**EXERCISE INSTRUCTIONS**
Omit images. Retype all entries verbatim.

________________

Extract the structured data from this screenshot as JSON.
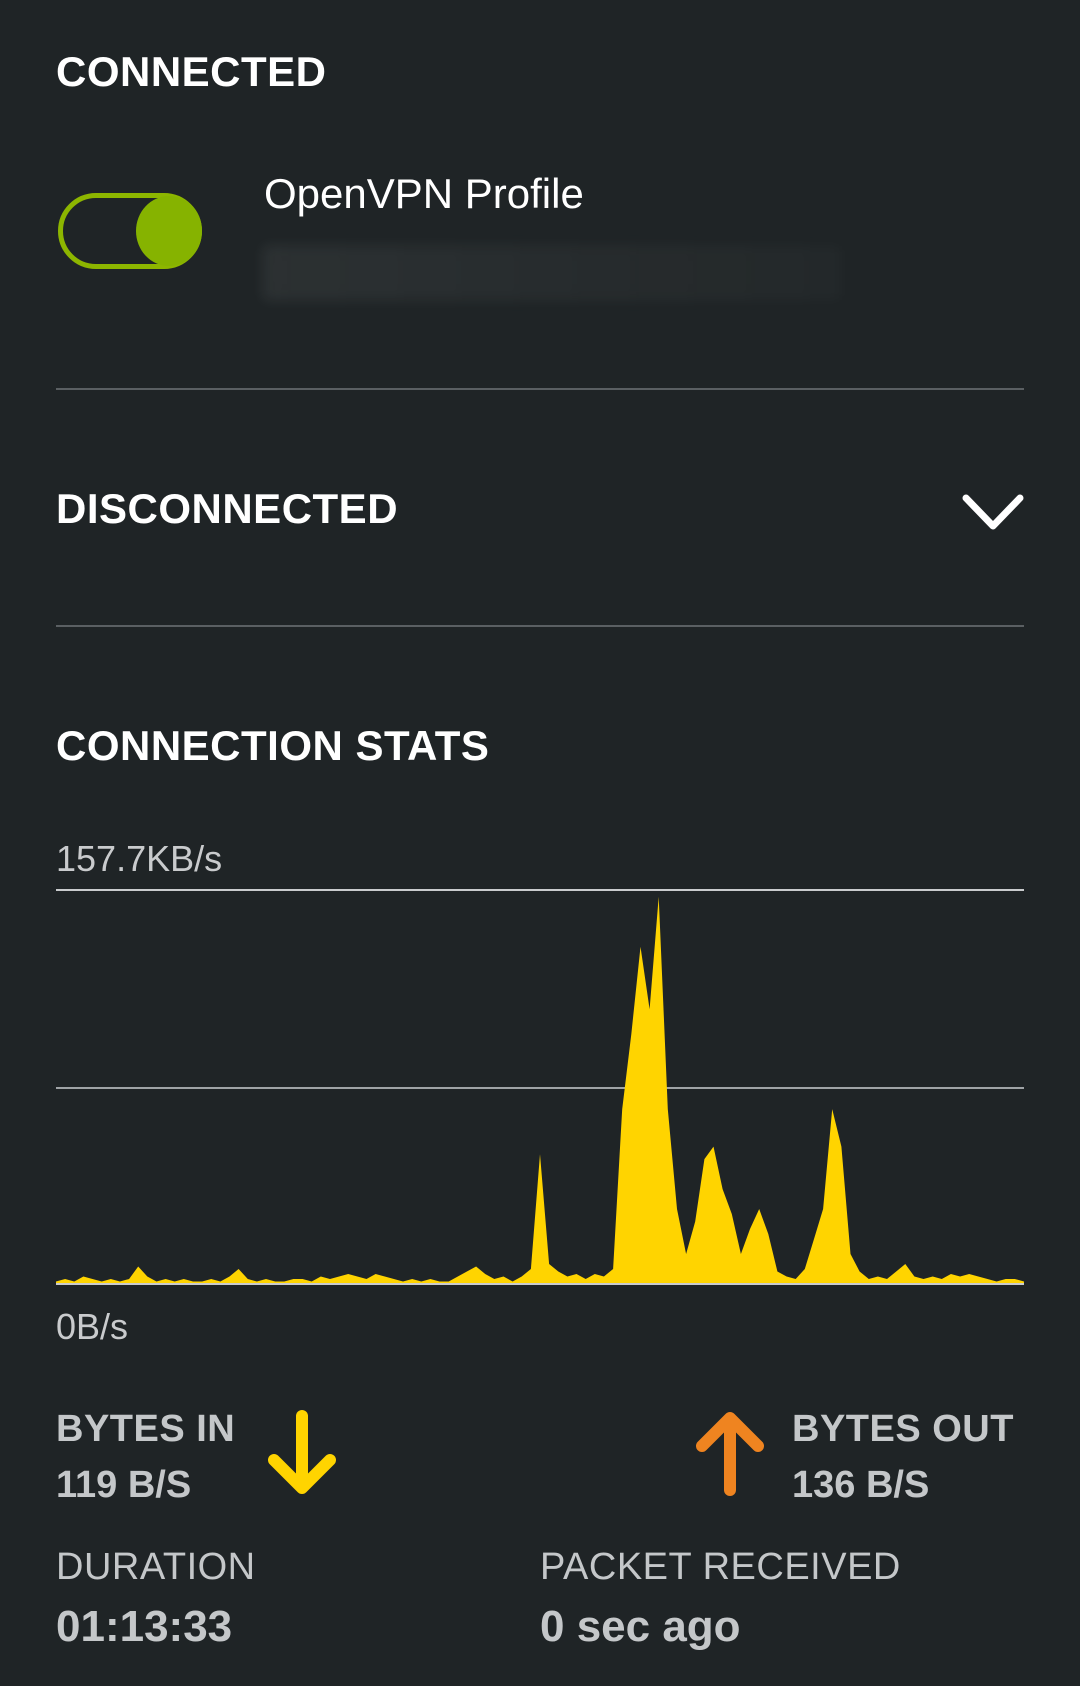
{
  "sections": {
    "connected_title": "CONNECTED",
    "disconnected_title": "DISCONNECTED",
    "stats_title": "CONNECTION STATS"
  },
  "profile": {
    "name": "OpenVPN Profile",
    "toggle_on": true
  },
  "colors": {
    "background": "#1f2426",
    "toggle_accent": "#86b300",
    "bytes_in": "#ffd400",
    "bytes_out": "#ef8420"
  },
  "chart": {
    "max_label": "157.7KB/s",
    "min_label": "0B/s"
  },
  "chart_data": {
    "type": "area",
    "ymax_label": "157.7KB/s",
    "ymin_label": "0B/s",
    "ylim": [
      0,
      157.7
    ],
    "unit": "KB/s",
    "series": [
      {
        "values": [
          1,
          2,
          1,
          3,
          2,
          1,
          2,
          1,
          2,
          7,
          3,
          1,
          2,
          1,
          2,
          1,
          1,
          2,
          1,
          3,
          6,
          2,
          1,
          2,
          1,
          1,
          2,
          2,
          1,
          3,
          2,
          3,
          4,
          3,
          2,
          4,
          3,
          2,
          1,
          2,
          1,
          2,
          1,
          1,
          3,
          5,
          7,
          4,
          2,
          3,
          1,
          3,
          6,
          52,
          8,
          5,
          3,
          4,
          2,
          4,
          3,
          6,
          70,
          100,
          135,
          110,
          155,
          70,
          30,
          12,
          25,
          50,
          55,
          38,
          28,
          12,
          22,
          30,
          20,
          5,
          3,
          2,
          6,
          18,
          30,
          70,
          55,
          12,
          5,
          2,
          3,
          2,
          5,
          8,
          3,
          2,
          3,
          2,
          4,
          3,
          4,
          3,
          2,
          1,
          2,
          2,
          1
        ]
      },
      {
        "values": [
          0,
          1,
          0,
          1,
          1,
          0,
          1,
          0,
          1,
          2,
          1,
          0,
          1,
          0,
          1,
          0,
          0,
          1,
          0,
          1,
          2,
          1,
          0,
          1,
          0,
          0,
          1,
          1,
          0,
          2,
          1,
          2,
          3,
          2,
          1,
          3,
          2,
          1,
          0,
          1,
          0,
          1,
          0,
          0,
          2,
          4,
          6,
          3,
          1,
          2,
          0,
          1,
          2,
          3,
          2,
          1,
          1,
          1,
          1,
          1,
          1,
          1,
          1,
          1,
          1,
          1,
          1,
          1,
          1,
          1,
          1,
          1,
          1,
          1,
          1,
          1,
          1,
          1,
          1,
          1,
          1,
          1,
          1,
          1,
          1,
          1,
          1,
          1,
          1,
          1,
          2,
          1,
          3,
          4,
          2,
          1,
          2,
          1,
          3,
          2,
          3,
          2,
          1,
          0,
          1,
          1,
          0
        ]
      }
    ],
    "grid": true,
    "gridlines": 3
  },
  "stats": {
    "bytes_in_label": "BYTES IN",
    "bytes_in_value": "119 B/S",
    "bytes_out_label": "BYTES OUT",
    "bytes_out_value": "136 B/S",
    "duration_label": "DURATION",
    "duration_value": "01:13:33",
    "packet_label": "PACKET RECEIVED",
    "packet_value": "0 sec ago"
  }
}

________________

**ANSWER TO THIS PROBLEM**
Extract the structured data from this screenshot as JSON.
{
  "sections": {
    "connected_title": "CONNECTED",
    "disconnected_title": "DISCONNECTED",
    "stats_title": "CONNECTION STATS"
  },
  "profile": {
    "name": "OpenVPN Profile",
    "toggle_on": true
  },
  "colors": {
    "background": "#1f2426",
    "toggle_accent": "#86b300",
    "bytes_in": "#ffd400",
    "bytes_out": "#ef8420"
  },
  "chart": {
    "max_label": "157.7KB/s",
    "min_label": "0B/s"
  },
  "chart_data": {
    "type": "area",
    "ymax_label": "157.7KB/s",
    "ymin_label": "0B/s",
    "ylim": [
      0,
      157.7
    ],
    "unit": "KB/s",
    "series": [
      {
        "values": [
          1,
          2,
          1,
          3,
          2,
          1,
          2,
          1,
          2,
          7,
          3,
          1,
          2,
          1,
          2,
          1,
          1,
          2,
          1,
          3,
          6,
          2,
          1,
          2,
          1,
          1,
          2,
          2,
          1,
          3,
          2,
          3,
          4,
          3,
          2,
          4,
          3,
          2,
          1,
          2,
          1,
          2,
          1,
          1,
          3,
          5,
          7,
          4,
          2,
          3,
          1,
          3,
          6,
          52,
          8,
          5,
          3,
          4,
          2,
          4,
          3,
          6,
          70,
          100,
          135,
          110,
          155,
          70,
          30,
          12,
          25,
          50,
          55,
          38,
          28,
          12,
          22,
          30,
          20,
          5,
          3,
          2,
          6,
          18,
          30,
          70,
          55,
          12,
          5,
          2,
          3,
          2,
          5,
          8,
          3,
          2,
          3,
          2,
          4,
          3,
          4,
          3,
          2,
          1,
          2,
          2,
          1
        ]
      },
      {
        "values": [
          0,
          1,
          0,
          1,
          1,
          0,
          1,
          0,
          1,
          2,
          1,
          0,
          1,
          0,
          1,
          0,
          0,
          1,
          0,
          1,
          2,
          1,
          0,
          1,
          0,
          0,
          1,
          1,
          0,
          2,
          1,
          2,
          3,
          2,
          1,
          3,
          2,
          1,
          0,
          1,
          0,
          1,
          0,
          0,
          2,
          4,
          6,
          3,
          1,
          2,
          0,
          1,
          2,
          3,
          2,
          1,
          1,
          1,
          1,
          1,
          1,
          1,
          1,
          1,
          1,
          1,
          1,
          1,
          1,
          1,
          1,
          1,
          1,
          1,
          1,
          1,
          1,
          1,
          1,
          1,
          1,
          1,
          1,
          1,
          1,
          1,
          1,
          1,
          1,
          1,
          2,
          1,
          3,
          4,
          2,
          1,
          2,
          1,
          3,
          2,
          3,
          2,
          1,
          0,
          1,
          1,
          0
        ]
      }
    ],
    "grid": true,
    "gridlines": 3
  },
  "stats": {
    "bytes_in_label": "BYTES IN",
    "bytes_in_value": "119 B/S",
    "bytes_out_label": "BYTES OUT",
    "bytes_out_value": "136 B/S",
    "duration_label": "DURATION",
    "duration_value": "01:13:33",
    "packet_label": "PACKET RECEIVED",
    "packet_value": "0 sec ago"
  }
}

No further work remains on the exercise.